*Goal of the exercise*: Retype the listing in full. Change nothing.
═════ Supplied material ═════
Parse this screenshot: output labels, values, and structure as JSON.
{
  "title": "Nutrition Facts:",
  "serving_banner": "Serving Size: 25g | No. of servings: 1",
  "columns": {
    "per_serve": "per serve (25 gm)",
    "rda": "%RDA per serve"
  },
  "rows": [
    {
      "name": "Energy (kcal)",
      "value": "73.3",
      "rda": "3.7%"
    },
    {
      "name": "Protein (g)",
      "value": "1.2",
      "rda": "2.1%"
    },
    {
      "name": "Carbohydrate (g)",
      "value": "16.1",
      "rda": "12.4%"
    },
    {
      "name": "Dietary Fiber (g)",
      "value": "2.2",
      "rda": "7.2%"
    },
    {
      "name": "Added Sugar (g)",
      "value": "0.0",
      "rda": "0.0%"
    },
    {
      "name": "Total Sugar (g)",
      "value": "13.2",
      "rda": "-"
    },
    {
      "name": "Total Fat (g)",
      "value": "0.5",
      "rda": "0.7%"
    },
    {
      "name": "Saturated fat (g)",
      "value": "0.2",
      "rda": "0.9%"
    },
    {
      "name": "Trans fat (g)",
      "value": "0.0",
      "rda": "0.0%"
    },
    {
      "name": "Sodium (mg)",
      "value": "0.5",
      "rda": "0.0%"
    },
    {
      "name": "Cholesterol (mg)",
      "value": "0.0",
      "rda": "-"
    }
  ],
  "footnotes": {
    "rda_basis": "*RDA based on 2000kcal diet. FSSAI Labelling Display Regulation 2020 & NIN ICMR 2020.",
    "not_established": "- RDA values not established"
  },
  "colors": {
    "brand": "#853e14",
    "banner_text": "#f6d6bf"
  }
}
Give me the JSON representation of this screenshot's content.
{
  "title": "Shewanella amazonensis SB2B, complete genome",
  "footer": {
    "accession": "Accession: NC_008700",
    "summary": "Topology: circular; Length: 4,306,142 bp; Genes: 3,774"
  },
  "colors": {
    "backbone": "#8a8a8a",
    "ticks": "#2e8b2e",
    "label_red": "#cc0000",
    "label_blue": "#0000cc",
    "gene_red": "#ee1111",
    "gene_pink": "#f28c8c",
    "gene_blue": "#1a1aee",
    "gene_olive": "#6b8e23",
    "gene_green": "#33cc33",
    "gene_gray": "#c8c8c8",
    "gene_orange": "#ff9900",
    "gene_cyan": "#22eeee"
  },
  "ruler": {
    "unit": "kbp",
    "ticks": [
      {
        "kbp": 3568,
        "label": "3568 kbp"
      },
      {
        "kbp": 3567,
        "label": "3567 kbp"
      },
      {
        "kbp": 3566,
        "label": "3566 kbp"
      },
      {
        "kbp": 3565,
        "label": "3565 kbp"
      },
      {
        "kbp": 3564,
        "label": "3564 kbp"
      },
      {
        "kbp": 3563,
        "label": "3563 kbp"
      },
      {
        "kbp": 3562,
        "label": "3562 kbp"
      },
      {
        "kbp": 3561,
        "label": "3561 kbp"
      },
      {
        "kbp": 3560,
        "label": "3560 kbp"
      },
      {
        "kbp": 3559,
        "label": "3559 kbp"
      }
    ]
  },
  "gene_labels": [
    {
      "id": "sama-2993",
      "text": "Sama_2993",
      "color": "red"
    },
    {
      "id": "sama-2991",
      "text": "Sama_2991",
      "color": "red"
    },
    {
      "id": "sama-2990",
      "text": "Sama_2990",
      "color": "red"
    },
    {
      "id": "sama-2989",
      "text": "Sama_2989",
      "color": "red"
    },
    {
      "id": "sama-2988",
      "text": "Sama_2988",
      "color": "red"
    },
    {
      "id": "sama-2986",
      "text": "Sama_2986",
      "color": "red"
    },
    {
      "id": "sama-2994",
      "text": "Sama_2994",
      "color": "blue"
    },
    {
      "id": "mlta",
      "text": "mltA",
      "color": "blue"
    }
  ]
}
═════
*Answer section*:
Parse this screenshot: output labels, values, and structure as JSON.
{
  "title": "Nutrition Facts:",
  "serving_banner": "Serving Size: 25g | No. of servings: 1",
  "columns": {
    "per_serve": "per serve (25 gm)",
    "rda": "%RDA per serve"
  },
  "rows": [
    {
      "name": "Energy (kcal)",
      "value": "73.3",
      "rda": "3.7%"
    },
    {
      "name": "Protein (g)",
      "value": "1.2",
      "rda": "2.1%"
    },
    {
      "name": "Carbohydrate (g)",
      "value": "16.1",
      "rda": "12.4%"
    },
    {
      "name": "Dietary Fiber (g)",
      "value": "2.2",
      "rda": "7.2%"
    },
    {
      "name": "Added Sugar (g)",
      "value": "0.0",
      "rda": "0.0%"
    },
    {
      "name": "Total Sugar (g)",
      "value": "13.2",
      "rda": "-"
    },
    {
      "name": "Total Fat (g)",
      "value": "0.5",
      "rda": "0.7%"
    },
    {
      "name": "Saturated fat (g)",
      "value": "0.2",
      "rda": "0.9%"
    },
    {
      "name": "Trans fat (g)",
      "value": "0.0",
      "rda": "0.0%"
    },
    {
      "name": "Sodium (mg)",
      "value": "0.5",
      "rda": "0.0%"
    },
    {
      "name": "Cholesterol (mg)",
      "value": "0.0",
      "rda": "-"
    }
  ],
  "footnotes": {
    "rda_basis": "*RDA based on 2000kcal diet. FSSAI Labelling Display Regulation 2020 & NIN ICMR 2020.",
    "not_established": "- RDA values not established"
  },
  "colors": {
    "brand": "#853e14",
    "banner_text": "#f6d6bf"
  }
}
Give me the JSON representation of this screenshot's content.
{
  "title": "Shewanella amazonensis SB2B, complete genome",
  "footer": {
    "accession": "Accession: NC_008700",
    "summary": "Topology: circular; Length: 4,306,142 bp; Genes: 3,774"
  },
  "colors": {
    "backbone": "#8a8a8a",
    "ticks": "#2e8b2e",
    "label_red": "#cc0000",
    "label_blue": "#0000cc",
    "gene_red": "#ee1111",
    "gene_pink": "#f28c8c",
    "gene_blue": "#1a1aee",
    "gene_olive": "#6b8e23",
    "gene_green": "#33cc33",
    "gene_gray": "#c8c8c8",
    "gene_orange": "#ff9900",
    "gene_cyan": "#22eeee"
  },
  "ruler": {
    "unit": "kbp",
    "ticks": [
      {
        "kbp": 3568,
        "label": "3568 kbp"
      },
      {
        "kbp": 3567,
        "label": "3567 kbp"
      },
      {
        "kbp": 3566,
        "label": "3566 kbp"
      },
      {
        "kbp": 3565,
        "label": "3565 kbp"
      },
      {
        "kbp": 3564,
        "label": "3564 kbp"
      },
      {
        "kbp": 3563,
        "label": "3563 kbp"
      },
      {
        "kbp": 3562,
        "label": "3562 kbp"
      },
      {
        "kbp": 3561,
        "label": "3561 kbp"
      },
      {
        "kbp": 3560,
        "label": "3560 kbp"
      },
      {
        "kbp": 3559,
        "label": "3559 kbp"
      }
    ]
  },
  "gene_labels": [
    {
      "id": "sama-2993",
      "text": "Sama_2993",
      "color": "red"
    },
    {
      "id": "sama-2991",
      "text": "Sama_2991",
      "color": "red"
    },
    {
      "id": "sama-2990",
      "text": "Sama_2990",
      "color": "red"
    },
    {
      "id": "sama-2989",
      "text": "Sama_2989",
      "color": "red"
    },
    {
      "id": "sama-2988",
      "text": "Sama_2988",
      "color": "red"
    },
    {
      "id": "sama-2986",
      "text": "Sama_2986",
      "color": "red"
    },
    {
      "id": "sama-2994",
      "text": "Sama_2994",
      "color": "blue"
    },
    {
      "id": "mlta",
      "text": "mltA",
      "color": "blue"
    }
  ]
}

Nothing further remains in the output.